| Work required |
Copy all entries without alteration and skip the pictures they hold.

| Recorded information |
--- BEGIN ---

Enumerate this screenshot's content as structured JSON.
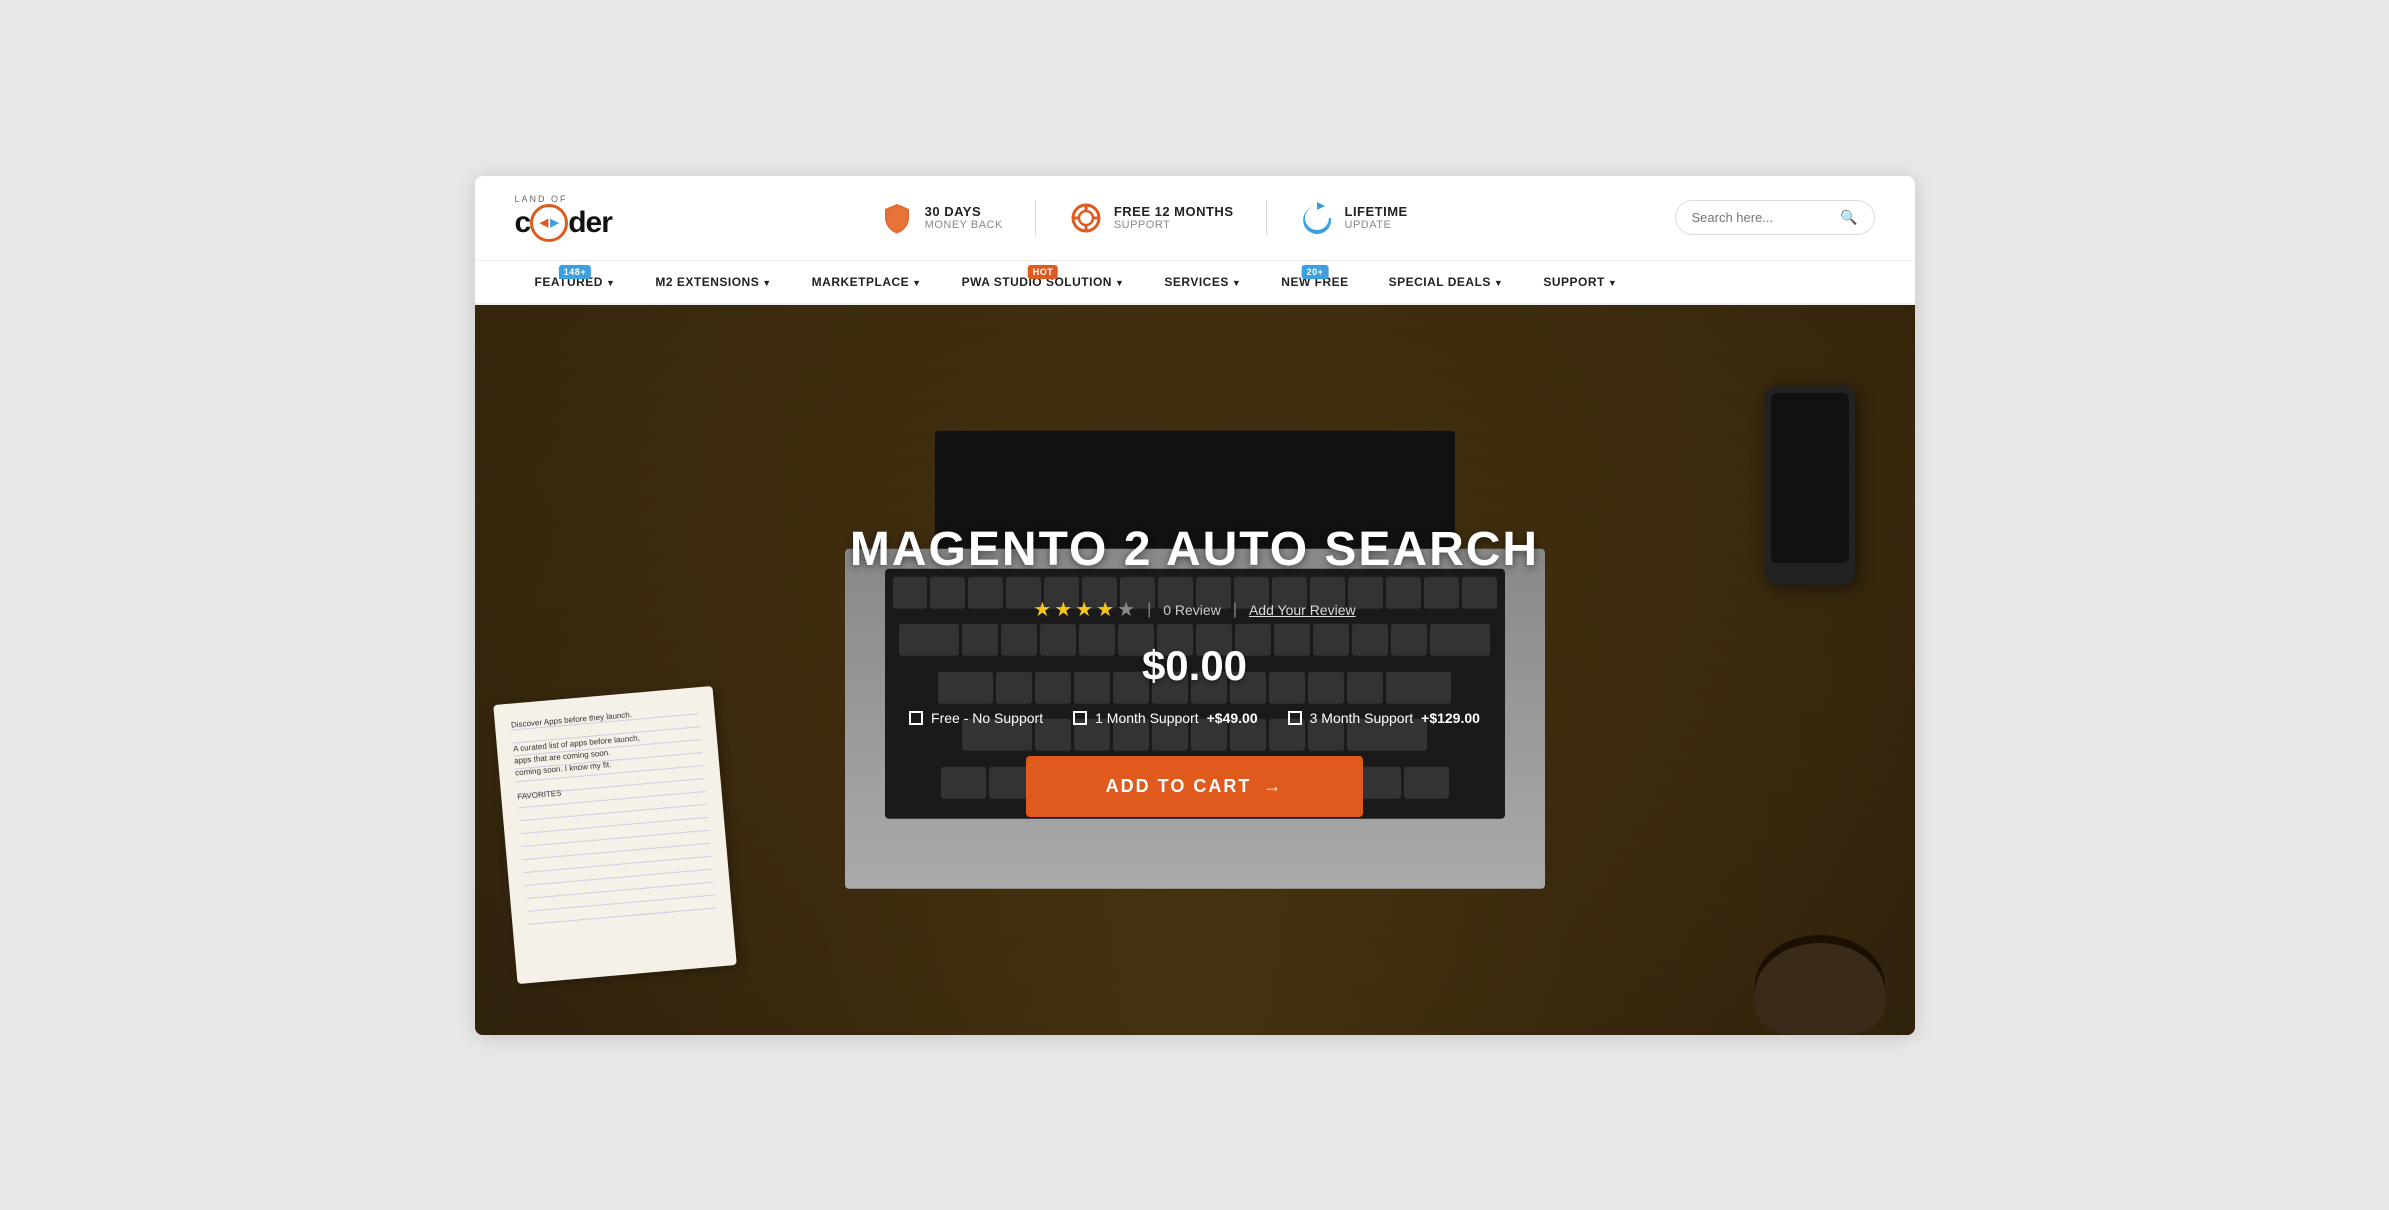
{
  "logo": {
    "land_of": "LAND OF",
    "main": "coder",
    "url": "#"
  },
  "header": {
    "badge1": {
      "icon": "shield",
      "title": "30 DAYS",
      "subtitle": "MONEY BACK"
    },
    "badge2": {
      "icon": "lifebuoy",
      "title": "FREE 12 MONTHS",
      "subtitle": "SUPPORT"
    },
    "badge3": {
      "icon": "refresh",
      "title": "LIFETIME",
      "subtitle": "UPDATE"
    },
    "search_placeholder": "Search here..."
  },
  "nav": {
    "items": [
      {
        "label": "FEATURED",
        "has_dropdown": true,
        "badge": "148+",
        "badge_color": "blue"
      },
      {
        "label": "M2 EXTENSIONS",
        "has_dropdown": true,
        "badge": null
      },
      {
        "label": "MARKETPLACE",
        "has_dropdown": true,
        "badge": null
      },
      {
        "label": "PWA STUDIO SOLUTION",
        "has_dropdown": true,
        "badge": "HOT",
        "badge_color": "hot"
      },
      {
        "label": "SERVICES",
        "has_dropdown": true,
        "badge": null
      },
      {
        "label": "NEW FREE",
        "has_dropdown": false,
        "badge": "20+",
        "badge_color": "blue"
      },
      {
        "label": "SPECIAL DEALS",
        "has_dropdown": true,
        "badge": null
      },
      {
        "label": "SUPPORT",
        "has_dropdown": true,
        "badge": null
      }
    ]
  },
  "hero": {
    "title": "MAGENTO 2 AUTO SEARCH",
    "stars": [
      true,
      true,
      true,
      true,
      false
    ],
    "review_count": "0 Review",
    "add_review_text": "Add Your Review",
    "price": "$0.00",
    "options": [
      {
        "label": "Free - No Support",
        "price_add": "",
        "checked": false
      },
      {
        "label": "1 Month Support",
        "price_add": "+$49.00",
        "checked": false
      },
      {
        "label": "3 Month Support",
        "price_add": "+$129.00",
        "checked": false
      }
    ],
    "add_to_cart_label": "ADD TO CART",
    "arrow": "→"
  }
}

--- END ---

| Answer |
Enumerate this screenshot's content as structured JSON.
{
  "logo": {
    "land_of": "LAND OF",
    "main": "coder",
    "url": "#"
  },
  "header": {
    "badge1": {
      "icon": "shield",
      "title": "30 DAYS",
      "subtitle": "MONEY BACK"
    },
    "badge2": {
      "icon": "lifebuoy",
      "title": "FREE 12 MONTHS",
      "subtitle": "SUPPORT"
    },
    "badge3": {
      "icon": "refresh",
      "title": "LIFETIME",
      "subtitle": "UPDATE"
    },
    "search_placeholder": "Search here..."
  },
  "nav": {
    "items": [
      {
        "label": "FEATURED",
        "has_dropdown": true,
        "badge": "148+",
        "badge_color": "blue"
      },
      {
        "label": "M2 EXTENSIONS",
        "has_dropdown": true,
        "badge": null
      },
      {
        "label": "MARKETPLACE",
        "has_dropdown": true,
        "badge": null
      },
      {
        "label": "PWA STUDIO SOLUTION",
        "has_dropdown": true,
        "badge": "HOT",
        "badge_color": "hot"
      },
      {
        "label": "SERVICES",
        "has_dropdown": true,
        "badge": null
      },
      {
        "label": "NEW FREE",
        "has_dropdown": false,
        "badge": "20+",
        "badge_color": "blue"
      },
      {
        "label": "SPECIAL DEALS",
        "has_dropdown": true,
        "badge": null
      },
      {
        "label": "SUPPORT",
        "has_dropdown": true,
        "badge": null
      }
    ]
  },
  "hero": {
    "title": "MAGENTO 2 AUTO SEARCH",
    "stars": [
      true,
      true,
      true,
      true,
      false
    ],
    "review_count": "0 Review",
    "add_review_text": "Add Your Review",
    "price": "$0.00",
    "options": [
      {
        "label": "Free - No Support",
        "price_add": "",
        "checked": false
      },
      {
        "label": "1 Month Support",
        "price_add": "+$49.00",
        "checked": false
      },
      {
        "label": "3 Month Support",
        "price_add": "+$129.00",
        "checked": false
      }
    ],
    "add_to_cart_label": "ADD TO CART",
    "arrow": "→"
  }
}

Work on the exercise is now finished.